▶ **WHAT YOU ARE ASKED TO DO**:
Copy out the listing below word for word, from its first line through the line containing "sidebar-subitem-sensitive-data[interactable]: Sensitive Data", including both of those lines.
* * * * * * * * *
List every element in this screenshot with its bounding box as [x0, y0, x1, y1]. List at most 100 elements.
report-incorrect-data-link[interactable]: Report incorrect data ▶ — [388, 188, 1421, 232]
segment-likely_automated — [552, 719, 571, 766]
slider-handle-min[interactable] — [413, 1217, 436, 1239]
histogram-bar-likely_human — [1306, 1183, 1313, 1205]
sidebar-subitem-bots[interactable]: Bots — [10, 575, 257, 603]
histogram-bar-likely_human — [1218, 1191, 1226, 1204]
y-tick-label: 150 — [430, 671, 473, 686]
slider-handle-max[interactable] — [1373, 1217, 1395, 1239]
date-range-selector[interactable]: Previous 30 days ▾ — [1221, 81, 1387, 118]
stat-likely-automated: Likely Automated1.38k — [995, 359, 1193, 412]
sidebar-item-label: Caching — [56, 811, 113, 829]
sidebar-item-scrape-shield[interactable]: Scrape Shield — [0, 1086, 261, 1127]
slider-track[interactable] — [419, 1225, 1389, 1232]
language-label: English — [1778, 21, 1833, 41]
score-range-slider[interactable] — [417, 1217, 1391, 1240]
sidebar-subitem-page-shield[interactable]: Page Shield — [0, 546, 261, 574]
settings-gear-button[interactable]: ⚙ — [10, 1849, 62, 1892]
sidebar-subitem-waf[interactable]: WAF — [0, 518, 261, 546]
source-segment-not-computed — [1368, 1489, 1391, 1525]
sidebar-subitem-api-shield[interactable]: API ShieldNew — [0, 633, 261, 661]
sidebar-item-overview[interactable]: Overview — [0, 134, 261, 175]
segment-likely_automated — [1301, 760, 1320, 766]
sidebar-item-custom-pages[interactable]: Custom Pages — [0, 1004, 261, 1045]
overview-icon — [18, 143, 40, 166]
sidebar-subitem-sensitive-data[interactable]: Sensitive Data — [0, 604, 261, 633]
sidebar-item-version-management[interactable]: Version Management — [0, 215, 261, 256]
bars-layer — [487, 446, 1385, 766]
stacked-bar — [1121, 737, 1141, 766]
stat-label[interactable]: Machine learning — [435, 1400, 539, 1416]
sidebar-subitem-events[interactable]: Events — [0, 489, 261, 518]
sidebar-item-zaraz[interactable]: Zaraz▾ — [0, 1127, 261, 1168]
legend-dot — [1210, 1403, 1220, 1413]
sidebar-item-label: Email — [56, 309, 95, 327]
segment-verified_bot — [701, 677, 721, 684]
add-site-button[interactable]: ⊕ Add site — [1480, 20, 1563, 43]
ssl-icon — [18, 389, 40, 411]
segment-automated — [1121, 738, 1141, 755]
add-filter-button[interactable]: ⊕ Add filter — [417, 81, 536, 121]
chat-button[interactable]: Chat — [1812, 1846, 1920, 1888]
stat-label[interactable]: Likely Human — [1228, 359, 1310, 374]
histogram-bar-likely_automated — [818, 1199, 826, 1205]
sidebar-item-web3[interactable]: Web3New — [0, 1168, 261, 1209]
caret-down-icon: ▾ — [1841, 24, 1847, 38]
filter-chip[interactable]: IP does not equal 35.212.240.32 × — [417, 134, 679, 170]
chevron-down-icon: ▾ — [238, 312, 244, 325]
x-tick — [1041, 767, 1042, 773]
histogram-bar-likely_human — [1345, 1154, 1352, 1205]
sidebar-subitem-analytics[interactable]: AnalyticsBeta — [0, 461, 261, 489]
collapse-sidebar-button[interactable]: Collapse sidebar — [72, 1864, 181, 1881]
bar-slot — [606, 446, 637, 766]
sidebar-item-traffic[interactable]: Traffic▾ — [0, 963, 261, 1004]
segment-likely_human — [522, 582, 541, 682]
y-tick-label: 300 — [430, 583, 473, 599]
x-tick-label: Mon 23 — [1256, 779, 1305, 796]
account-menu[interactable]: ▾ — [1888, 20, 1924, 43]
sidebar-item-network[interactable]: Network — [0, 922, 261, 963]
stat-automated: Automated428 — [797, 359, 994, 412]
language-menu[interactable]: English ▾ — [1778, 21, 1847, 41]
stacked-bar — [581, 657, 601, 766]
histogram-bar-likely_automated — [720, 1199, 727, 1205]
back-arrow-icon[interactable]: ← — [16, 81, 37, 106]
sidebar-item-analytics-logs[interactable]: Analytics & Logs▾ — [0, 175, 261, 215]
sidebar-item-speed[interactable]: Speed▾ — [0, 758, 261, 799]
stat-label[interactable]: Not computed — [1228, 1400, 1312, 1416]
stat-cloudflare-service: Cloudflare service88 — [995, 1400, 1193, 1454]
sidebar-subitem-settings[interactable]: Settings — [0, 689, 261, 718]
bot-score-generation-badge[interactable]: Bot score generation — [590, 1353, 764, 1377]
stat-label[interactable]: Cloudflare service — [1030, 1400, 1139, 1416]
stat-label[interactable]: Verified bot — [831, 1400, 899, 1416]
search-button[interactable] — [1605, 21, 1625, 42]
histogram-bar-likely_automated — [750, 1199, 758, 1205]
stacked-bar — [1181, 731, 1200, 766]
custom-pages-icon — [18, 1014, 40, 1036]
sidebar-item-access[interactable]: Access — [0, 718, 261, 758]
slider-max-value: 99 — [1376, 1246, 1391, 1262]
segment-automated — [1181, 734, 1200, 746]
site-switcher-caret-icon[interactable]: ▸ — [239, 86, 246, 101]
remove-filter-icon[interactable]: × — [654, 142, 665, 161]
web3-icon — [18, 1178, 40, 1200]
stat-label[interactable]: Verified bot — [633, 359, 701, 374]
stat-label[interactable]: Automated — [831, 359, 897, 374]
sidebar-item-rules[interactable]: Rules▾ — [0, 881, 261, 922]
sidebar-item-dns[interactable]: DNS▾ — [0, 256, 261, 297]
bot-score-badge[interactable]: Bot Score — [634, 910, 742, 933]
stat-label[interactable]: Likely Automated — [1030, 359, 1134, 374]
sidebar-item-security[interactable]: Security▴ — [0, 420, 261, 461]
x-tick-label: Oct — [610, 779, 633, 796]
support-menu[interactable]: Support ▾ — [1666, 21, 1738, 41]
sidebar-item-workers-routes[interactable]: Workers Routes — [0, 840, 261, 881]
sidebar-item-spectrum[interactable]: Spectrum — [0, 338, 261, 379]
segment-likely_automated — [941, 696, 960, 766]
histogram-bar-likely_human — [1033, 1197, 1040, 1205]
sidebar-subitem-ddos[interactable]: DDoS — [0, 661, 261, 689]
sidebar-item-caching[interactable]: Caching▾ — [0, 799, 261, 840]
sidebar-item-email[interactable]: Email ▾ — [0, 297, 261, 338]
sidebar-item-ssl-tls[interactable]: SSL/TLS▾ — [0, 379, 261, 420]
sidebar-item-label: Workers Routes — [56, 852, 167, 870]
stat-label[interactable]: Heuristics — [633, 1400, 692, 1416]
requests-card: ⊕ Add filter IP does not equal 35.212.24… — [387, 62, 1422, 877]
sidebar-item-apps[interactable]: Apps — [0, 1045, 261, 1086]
* * * * * * * * *
▶ **TASK OUTPUT**:
List every element in this screenshot with its bounding box as [x0, y0, x1, y1]. List at most 100 elements.
report-incorrect-data-link[interactable]: Report incorrect data ▶ — [388, 188, 1421, 232]
segment-likely_automated — [552, 719, 571, 766]
slider-handle-min[interactable] — [413, 1217, 436, 1239]
histogram-bar-likely_human — [1306, 1183, 1313, 1205]
sidebar-subitem-bots[interactable]: Bots — [10, 575, 257, 603]
histogram-bar-likely_human — [1218, 1191, 1226, 1204]
y-tick-label: 150 — [430, 671, 473, 686]
slider-handle-max[interactable] — [1373, 1217, 1395, 1239]
date-range-selector[interactable]: Previous 30 days ▾ — [1221, 81, 1387, 118]
stat-likely-automated: Likely Automated1.38k — [995, 359, 1193, 412]
sidebar-item-label: Caching — [56, 811, 113, 829]
sidebar-item-scrape-shield[interactable]: Scrape Shield — [0, 1086, 261, 1127]
slider-track[interactable] — [419, 1225, 1389, 1232]
language-label: English — [1778, 21, 1833, 41]
score-range-slider[interactable] — [417, 1217, 1391, 1240]
sidebar-subitem-page-shield[interactable]: Page Shield — [0, 546, 261, 574]
settings-gear-button[interactable]: ⚙ — [10, 1849, 62, 1892]
sidebar-subitem-waf[interactable]: WAF — [0, 518, 261, 546]
source-segment-not-computed — [1368, 1489, 1391, 1525]
sidebar-subitem-api-shield[interactable]: API ShieldNew — [0, 633, 261, 661]
sidebar-item-overview[interactable]: Overview — [0, 134, 261, 175]
segment-likely_automated — [1301, 760, 1320, 766]
sidebar-item-custom-pages[interactable]: Custom Pages — [0, 1004, 261, 1045]
overview-icon — [18, 143, 40, 166]
sidebar-subitem-sensitive-data[interactable]: Sensitive Data — [0, 604, 261, 633]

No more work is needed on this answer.